(Figure data in JSON)

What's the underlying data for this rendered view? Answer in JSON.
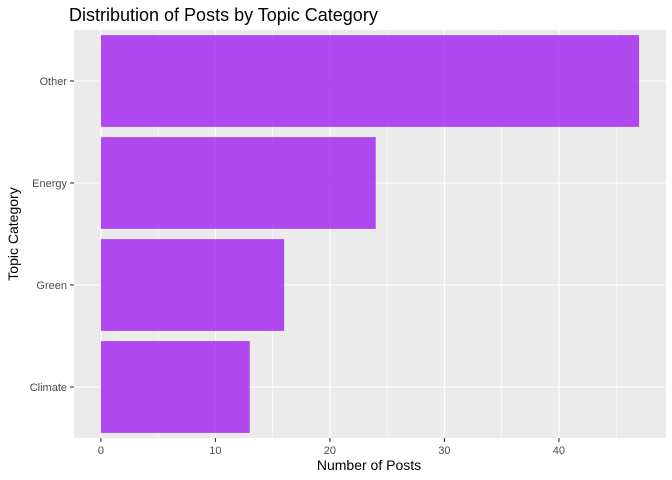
{
  "chart_data": {
    "type": "bar",
    "orientation": "horizontal",
    "title": "Distribution of Posts by Topic Category",
    "xlabel": "Number of Posts",
    "ylabel": "Topic Category",
    "categories": [
      "Climate",
      "Green",
      "Energy",
      "Other"
    ],
    "values": [
      13,
      16,
      24,
      47
    ],
    "xlim": [
      -2.35,
      49.35
    ],
    "xticks": [
      0,
      10,
      20,
      30,
      40
    ],
    "grid": true,
    "legend": "none",
    "colors": {
      "bar": "#a020f0",
      "panel": "#ebebeb",
      "grid": "#ffffff"
    }
  }
}
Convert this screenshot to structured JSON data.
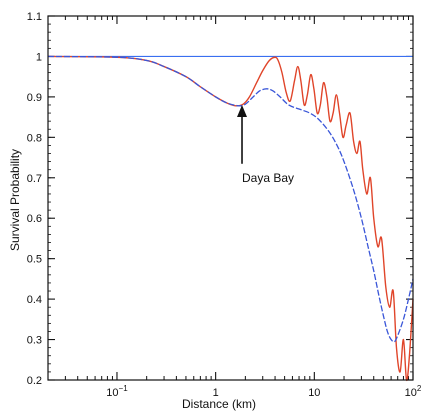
{
  "chart_data": {
    "type": "line",
    "title": "",
    "xlabel": "Distance (km)",
    "ylabel": "Survival Probability",
    "xscale": "log",
    "xlim": [
      0.02,
      100
    ],
    "ylim": [
      0.2,
      1.1
    ],
    "grid": false,
    "legend": "none",
    "x_ticks": [
      {
        "value": 0.1,
        "base": "10",
        "exp": "−1"
      },
      {
        "value": 1,
        "base": "1",
        "exp": ""
      },
      {
        "value": 10,
        "base": "10",
        "exp": ""
      },
      {
        "value": 100,
        "base": "10",
        "exp": "2"
      }
    ],
    "y_ticks": [
      {
        "value": 0.2,
        "label": "0.2"
      },
      {
        "value": 0.3,
        "label": "0.3"
      },
      {
        "value": 0.4,
        "label": "0.4"
      },
      {
        "value": 0.5,
        "label": "0.5"
      },
      {
        "value": 0.6,
        "label": "0.6"
      },
      {
        "value": 0.7,
        "label": "0.7"
      },
      {
        "value": 0.8,
        "label": "0.8"
      },
      {
        "value": 0.9,
        "label": "0.9"
      },
      {
        "value": 1.0,
        "label": "1"
      },
      {
        "value": 1.1,
        "label": "1.1"
      }
    ],
    "reference_line": {
      "y": 1.0,
      "color": "#3a6ff0"
    },
    "series": [
      {
        "color": "#e0452a",
        "x": [
          0.02,
          0.1,
          0.2,
          0.3,
          0.5,
          0.7,
          1.0,
          1.3,
          1.6,
          1.9,
          2.2,
          2.6,
          3.0,
          3.5,
          4.0,
          4.3,
          4.7,
          5.2,
          5.7,
          6.3,
          6.8,
          7.3,
          7.9,
          8.5,
          9.2,
          9.9,
          10.7,
          11.5,
          12.4,
          13.4,
          14.4,
          15.5,
          16.7,
          18.0,
          19.5,
          21.0,
          23.0,
          25.0,
          27.0,
          29.0,
          31.0,
          34.0,
          37.0,
          40.0,
          44.0,
          48.0,
          53.0,
          58.0,
          63.0,
          68.0,
          74.0,
          80.0,
          86.0,
          92.0,
          100.0
        ],
        "y": [
          1.0,
          0.998,
          0.99,
          0.975,
          0.95,
          0.925,
          0.9,
          0.885,
          0.878,
          0.882,
          0.9,
          0.935,
          0.965,
          0.99,
          0.998,
          0.99,
          0.96,
          0.91,
          0.89,
          0.94,
          0.975,
          0.94,
          0.88,
          0.905,
          0.955,
          0.92,
          0.86,
          0.88,
          0.935,
          0.9,
          0.84,
          0.86,
          0.905,
          0.86,
          0.8,
          0.83,
          0.86,
          0.79,
          0.76,
          0.79,
          0.72,
          0.66,
          0.7,
          0.6,
          0.53,
          0.55,
          0.43,
          0.38,
          0.42,
          0.28,
          0.22,
          0.3,
          0.2,
          0.26,
          0.4
        ]
      },
      {
        "color": "#3a56d8",
        "x": [
          0.02,
          0.1,
          0.2,
          0.3,
          0.5,
          0.7,
          1.0,
          1.3,
          1.7,
          2.0,
          2.4,
          2.8,
          3.3,
          3.8,
          4.5,
          5.5,
          7.0,
          9.0,
          11.0,
          14.0,
          17.0,
          20.0,
          25.0,
          30.0,
          35.0,
          40.0,
          45.0,
          50.0,
          55.0,
          60.0,
          65.0,
          70.0,
          80.0,
          90.0,
          100.0
        ],
        "y": [
          1.0,
          0.998,
          0.99,
          0.975,
          0.95,
          0.925,
          0.9,
          0.885,
          0.878,
          0.882,
          0.9,
          0.915,
          0.92,
          0.915,
          0.9,
          0.88,
          0.87,
          0.86,
          0.845,
          0.815,
          0.78,
          0.74,
          0.67,
          0.6,
          0.53,
          0.47,
          0.41,
          0.36,
          0.32,
          0.3,
          0.295,
          0.31,
          0.35,
          0.4,
          0.45
        ]
      }
    ],
    "annotations": [
      {
        "text": "Daya Bay",
        "x": 1.85,
        "y": 0.7,
        "arrow_to": {
          "x": 1.85,
          "y": 0.885
        }
      }
    ]
  }
}
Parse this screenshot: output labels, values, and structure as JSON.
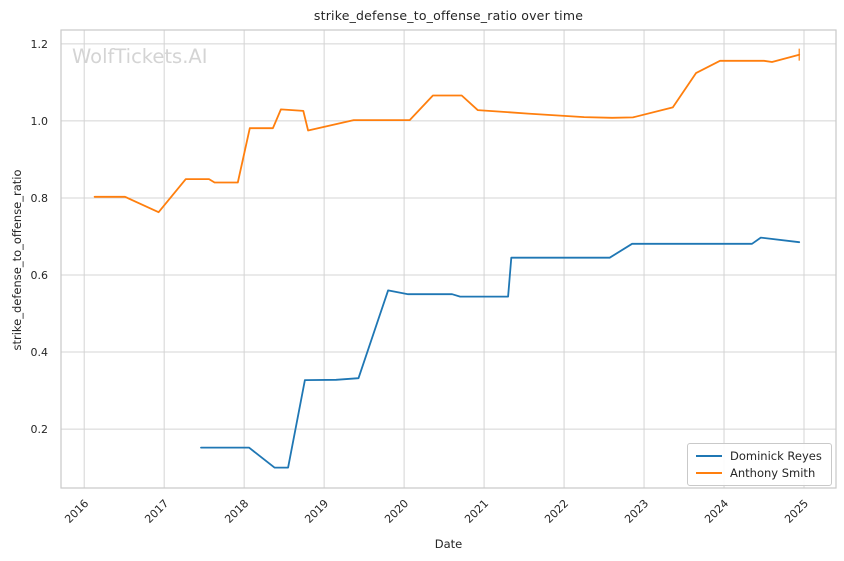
{
  "watermark": "WolfTickets.AI",
  "colors": {
    "background": "#ffffff",
    "grid": "#d4d4d4",
    "spine": "#c9c9c9",
    "text": "#262626",
    "watermark": "#d4d4d4",
    "series_blue": "#1f77b4",
    "series_orange": "#ff7f0e"
  },
  "chart_data": {
    "type": "line",
    "title": "strike_defense_to_offense_ratio over time",
    "xlabel": "Date",
    "ylabel": "strike_defense_to_offense_ratio",
    "xlim": [
      2015.71,
      2025.4
    ],
    "ylim": [
      0.047,
      1.236
    ],
    "x_ticks": [
      2016,
      2017,
      2018,
      2019,
      2020,
      2021,
      2022,
      2023,
      2024,
      2025
    ],
    "y_ticks": [
      0.2,
      0.4,
      0.6,
      0.8,
      1.0,
      1.2
    ],
    "grid": true,
    "legend_position": "lower right",
    "series": [
      {
        "name": "Dominick Reyes",
        "color": "#1f77b4",
        "end_cap": false,
        "points": [
          [
            2017.46,
            0.152
          ],
          [
            2018.06,
            0.152
          ],
          [
            2018.38,
            0.1
          ],
          [
            2018.55,
            0.1
          ],
          [
            2018.76,
            0.327
          ],
          [
            2019.15,
            0.328
          ],
          [
            2019.43,
            0.332
          ],
          [
            2019.8,
            0.56
          ],
          [
            2020.05,
            0.55
          ],
          [
            2020.6,
            0.55
          ],
          [
            2020.7,
            0.544
          ],
          [
            2021.3,
            0.544
          ],
          [
            2021.34,
            0.645
          ],
          [
            2022.57,
            0.645
          ],
          [
            2022.85,
            0.681
          ],
          [
            2024.35,
            0.681
          ],
          [
            2024.46,
            0.697
          ],
          [
            2024.94,
            0.685
          ]
        ]
      },
      {
        "name": "Anthony Smith",
        "color": "#ff7f0e",
        "end_cap": true,
        "points": [
          [
            2016.13,
            0.803
          ],
          [
            2016.51,
            0.803
          ],
          [
            2016.93,
            0.763
          ],
          [
            2017.27,
            0.849
          ],
          [
            2017.56,
            0.849
          ],
          [
            2017.63,
            0.84
          ],
          [
            2017.92,
            0.84
          ],
          [
            2018.07,
            0.981
          ],
          [
            2018.36,
            0.981
          ],
          [
            2018.46,
            1.03
          ],
          [
            2018.74,
            1.026
          ],
          [
            2018.8,
            0.975
          ],
          [
            2019.37,
            1.002
          ],
          [
            2020.07,
            1.002
          ],
          [
            2020.36,
            1.066
          ],
          [
            2020.72,
            1.066
          ],
          [
            2020.92,
            1.028
          ],
          [
            2021.55,
            1.019
          ],
          [
            2022.25,
            1.01
          ],
          [
            2022.6,
            1.008
          ],
          [
            2022.86,
            1.009
          ],
          [
            2023.36,
            1.035
          ],
          [
            2023.65,
            1.124
          ],
          [
            2023.95,
            1.156
          ],
          [
            2024.5,
            1.156
          ],
          [
            2024.6,
            1.153
          ],
          [
            2024.94,
            1.172
          ]
        ]
      }
    ]
  }
}
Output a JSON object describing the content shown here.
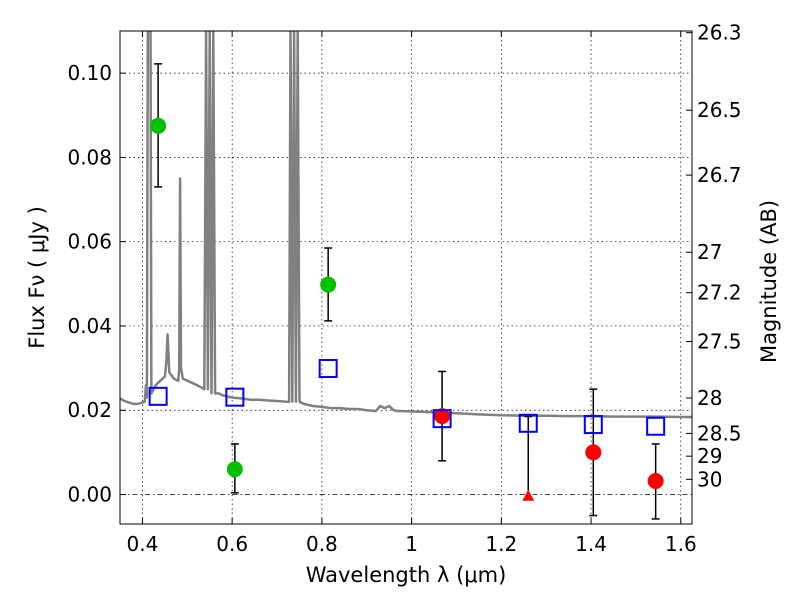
{
  "chart_data": {
    "type": "scatter",
    "xlabel": "Wavelength  λ (μm)",
    "ylabel": "Flux  Fν  ( μJy )",
    "ylabel_right": "Magnitude (AB)",
    "xlim": [
      0.35,
      1.625
    ],
    "ylim": [
      -0.007,
      0.11
    ],
    "x_ticks": [
      0.4,
      0.6,
      0.8,
      1.0,
      1.2,
      1.4,
      1.6
    ],
    "x_tick_labels": [
      "0.4",
      "0.6",
      "0.8",
      "1",
      "1.2",
      "1.4",
      "1.6"
    ],
    "y_ticks": [
      0.0,
      0.02,
      0.04,
      0.06,
      0.08,
      0.1
    ],
    "y_tick_labels": [
      "0.00",
      "0.02",
      "0.04",
      "0.06",
      "0.08",
      "0.10"
    ],
    "right_ticks": [
      {
        "label": "26.3",
        "flux": 0.1096
      },
      {
        "label": "26.5",
        "flux": 0.0912
      },
      {
        "label": "26.7",
        "flux": 0.0758
      },
      {
        "label": "27",
        "flux": 0.0575
      },
      {
        "label": "27.2",
        "flux": 0.0479
      },
      {
        "label": "27.5",
        "flux": 0.0363
      },
      {
        "label": "28",
        "flux": 0.0229
      },
      {
        "label": "28.5",
        "flux": 0.0145
      },
      {
        "label": "29",
        "flux": 0.0091
      },
      {
        "label": "30",
        "flux": 0.0036
      }
    ],
    "grid": true,
    "series": [
      {
        "kind": "model-spectrum",
        "color": "#808080",
        "points": [
          [
            0.35,
            0.0228
          ],
          [
            0.36,
            0.0222
          ],
          [
            0.37,
            0.0218
          ],
          [
            0.38,
            0.0215
          ],
          [
            0.39,
            0.0215
          ],
          [
            0.4,
            0.0218
          ],
          [
            0.405,
            0.022
          ],
          [
            0.408,
            0.026
          ],
          [
            0.41,
            0.023
          ],
          [
            0.412,
            0.11
          ],
          [
            0.418,
            0.11
          ],
          [
            0.42,
            0.024
          ],
          [
            0.43,
            0.026
          ],
          [
            0.44,
            0.027
          ],
          [
            0.45,
            0.028
          ],
          [
            0.453,
            0.031
          ],
          [
            0.456,
            0.038
          ],
          [
            0.459,
            0.031
          ],
          [
            0.46,
            0.029
          ],
          [
            0.47,
            0.0275
          ],
          [
            0.48,
            0.027
          ],
          [
            0.482,
            0.03
          ],
          [
            0.484,
            0.075
          ],
          [
            0.486,
            0.03
          ],
          [
            0.49,
            0.0275
          ],
          [
            0.5,
            0.027
          ],
          [
            0.51,
            0.0265
          ],
          [
            0.52,
            0.026
          ],
          [
            0.53,
            0.0255
          ],
          [
            0.538,
            0.025
          ],
          [
            0.542,
            0.11
          ],
          [
            0.546,
            0.025
          ],
          [
            0.55,
            0.11
          ],
          [
            0.554,
            0.024
          ],
          [
            0.558,
            0.11
          ],
          [
            0.562,
            0.024
          ],
          [
            0.57,
            0.024
          ],
          [
            0.58,
            0.0235
          ],
          [
            0.6,
            0.023
          ],
          [
            0.62,
            0.0228
          ],
          [
            0.64,
            0.0225
          ],
          [
            0.66,
            0.0225
          ],
          [
            0.68,
            0.0223
          ],
          [
            0.7,
            0.0222
          ],
          [
            0.72,
            0.022
          ],
          [
            0.727,
            0.022
          ],
          [
            0.73,
            0.11
          ],
          [
            0.734,
            0.022
          ],
          [
            0.738,
            0.11
          ],
          [
            0.742,
            0.022
          ],
          [
            0.746,
            0.11
          ],
          [
            0.75,
            0.022
          ],
          [
            0.76,
            0.0215
          ],
          [
            0.78,
            0.021
          ],
          [
            0.8,
            0.0208
          ],
          [
            0.82,
            0.0205
          ],
          [
            0.84,
            0.0205
          ],
          [
            0.86,
            0.0203
          ],
          [
            0.88,
            0.0203
          ],
          [
            0.9,
            0.02
          ],
          [
            0.92,
            0.0198
          ],
          [
            0.93,
            0.021
          ],
          [
            0.94,
            0.0205
          ],
          [
            0.95,
            0.021
          ],
          [
            0.96,
            0.02
          ],
          [
            0.97,
            0.0198
          ],
          [
            0.98,
            0.0198
          ],
          [
            1.0,
            0.0197
          ],
          [
            1.05,
            0.0195
          ],
          [
            1.1,
            0.0193
          ],
          [
            1.15,
            0.019
          ],
          [
            1.2,
            0.0188
          ],
          [
            1.25,
            0.0187
          ],
          [
            1.3,
            0.0187
          ],
          [
            1.35,
            0.0186
          ],
          [
            1.4,
            0.0186
          ],
          [
            1.45,
            0.0185
          ],
          [
            1.5,
            0.0185
          ],
          [
            1.55,
            0.0185
          ],
          [
            1.6,
            0.0184
          ],
          [
            1.625,
            0.0184
          ]
        ]
      },
      {
        "kind": "green-detections",
        "color": "#00c000",
        "points": [
          {
            "x": 0.435,
            "y": 0.0875,
            "ylo": 0.073,
            "yhi": 0.1022
          },
          {
            "x": 0.606,
            "y": 0.006,
            "ylo": 0.0004,
            "yhi": 0.012
          },
          {
            "x": 0.814,
            "y": 0.0498,
            "ylo": 0.0412,
            "yhi": 0.0585
          }
        ]
      },
      {
        "kind": "red-detections",
        "color": "#ff0000",
        "points": [
          {
            "x": 1.068,
            "y": 0.0186,
            "ylo": 0.008,
            "yhi": 0.0292
          },
          {
            "x": 1.405,
            "y": 0.01,
            "ylo": -0.005,
            "yhi": 0.025
          },
          {
            "x": 1.544,
            "y": 0.0032,
            "ylo": -0.0058,
            "yhi": 0.012
          }
        ]
      },
      {
        "kind": "red-upper-limit",
        "color": "#ff0000",
        "points": [
          {
            "x": 1.26,
            "y": -0.0003,
            "ylo": -0.0003,
            "yhi": 0.0185
          }
        ]
      },
      {
        "kind": "model-photometry",
        "color": "#0000ff",
        "points": [
          {
            "x": 0.435,
            "y": 0.0233
          },
          {
            "x": 0.606,
            "y": 0.0231
          },
          {
            "x": 0.814,
            "y": 0.0299
          },
          {
            "x": 1.068,
            "y": 0.018
          },
          {
            "x": 1.26,
            "y": 0.0169
          },
          {
            "x": 1.405,
            "y": 0.0166
          },
          {
            "x": 1.544,
            "y": 0.0162
          }
        ]
      }
    ]
  }
}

### [DIRECTION]
Each line in the entries above that includes the string "Category" should be extracted.

### [WRITTEN SOLUTION]
    "title": "Distribution of Posts by Topic Category",
    "ylabel": "Topic Category",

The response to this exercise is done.